### Exercise brief
Below is a listing to write out in full, exactly as given, without its pictures.

### Excerpt from a dataset
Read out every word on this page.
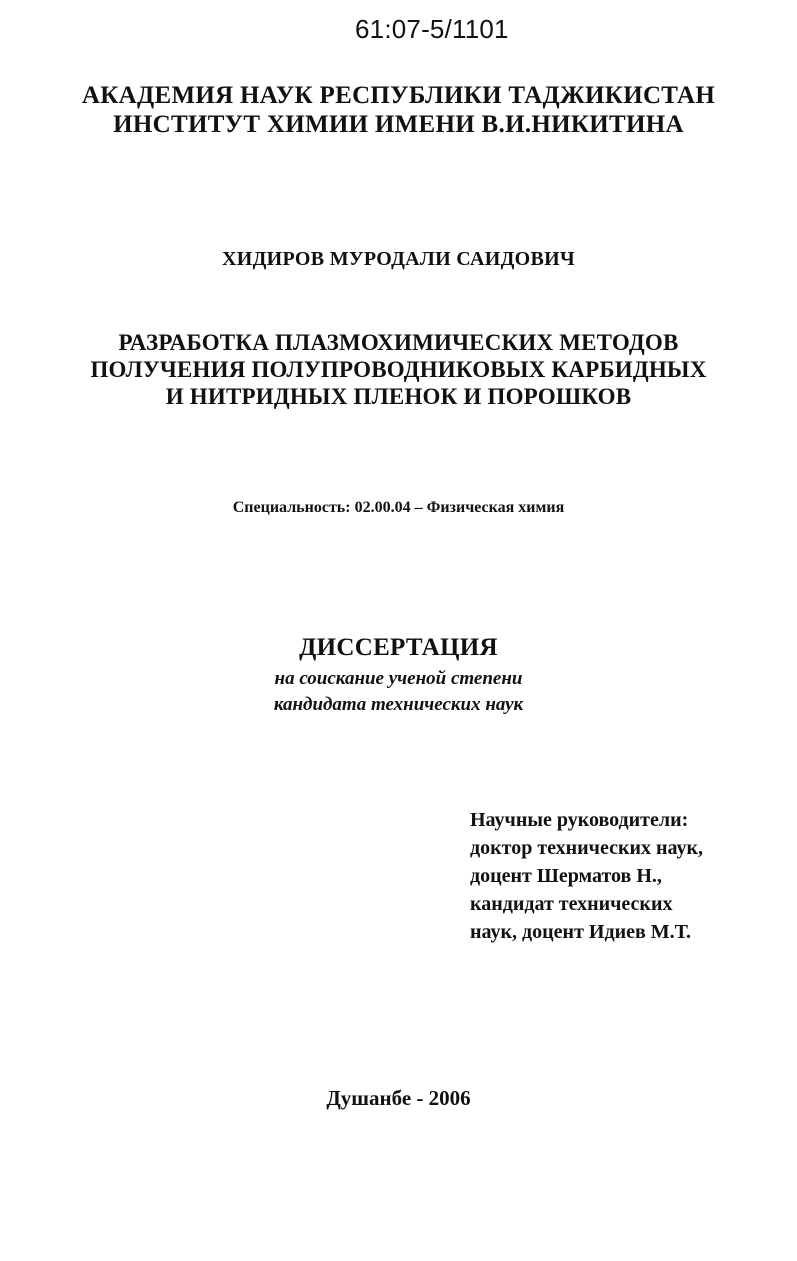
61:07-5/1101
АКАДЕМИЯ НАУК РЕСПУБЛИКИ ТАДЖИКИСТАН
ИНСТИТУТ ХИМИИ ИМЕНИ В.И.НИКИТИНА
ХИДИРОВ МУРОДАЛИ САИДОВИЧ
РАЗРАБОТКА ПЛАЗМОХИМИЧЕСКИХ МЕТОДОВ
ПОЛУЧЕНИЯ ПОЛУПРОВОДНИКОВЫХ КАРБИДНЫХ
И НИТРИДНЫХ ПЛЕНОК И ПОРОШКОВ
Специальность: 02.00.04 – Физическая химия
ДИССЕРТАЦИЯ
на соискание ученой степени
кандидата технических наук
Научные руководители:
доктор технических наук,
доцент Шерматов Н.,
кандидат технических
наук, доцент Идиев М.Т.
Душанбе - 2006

### Complete output
Read out every word on this page.
61:07-5/1101
АКАДЕМИЯ НАУК РЕСПУБЛИКИ ТАДЖИКИСТАН
ИНСТИТУТ ХИМИИ ИМЕНИ В.И.НИКИТИНА
ХИДИРОВ МУРОДАЛИ САИДОВИЧ
РАЗРАБОТКА ПЛАЗМОХИМИЧЕСКИХ МЕТОДОВ
ПОЛУЧЕНИЯ ПОЛУПРОВОДНИКОВЫХ КАРБИДНЫХ
И НИТРИДНЫХ ПЛЕНОК И ПОРОШКОВ
Специальность: 02.00.04 – Физическая химия
ДИССЕРТАЦИЯ
на соискание ученой степени
кандидата технических наук
Научные руководители:
доктор технических наук,
доцент Шерматов Н.,
кандидат технических
наук, доцент Идиев М.Т.
Душанбе - 2006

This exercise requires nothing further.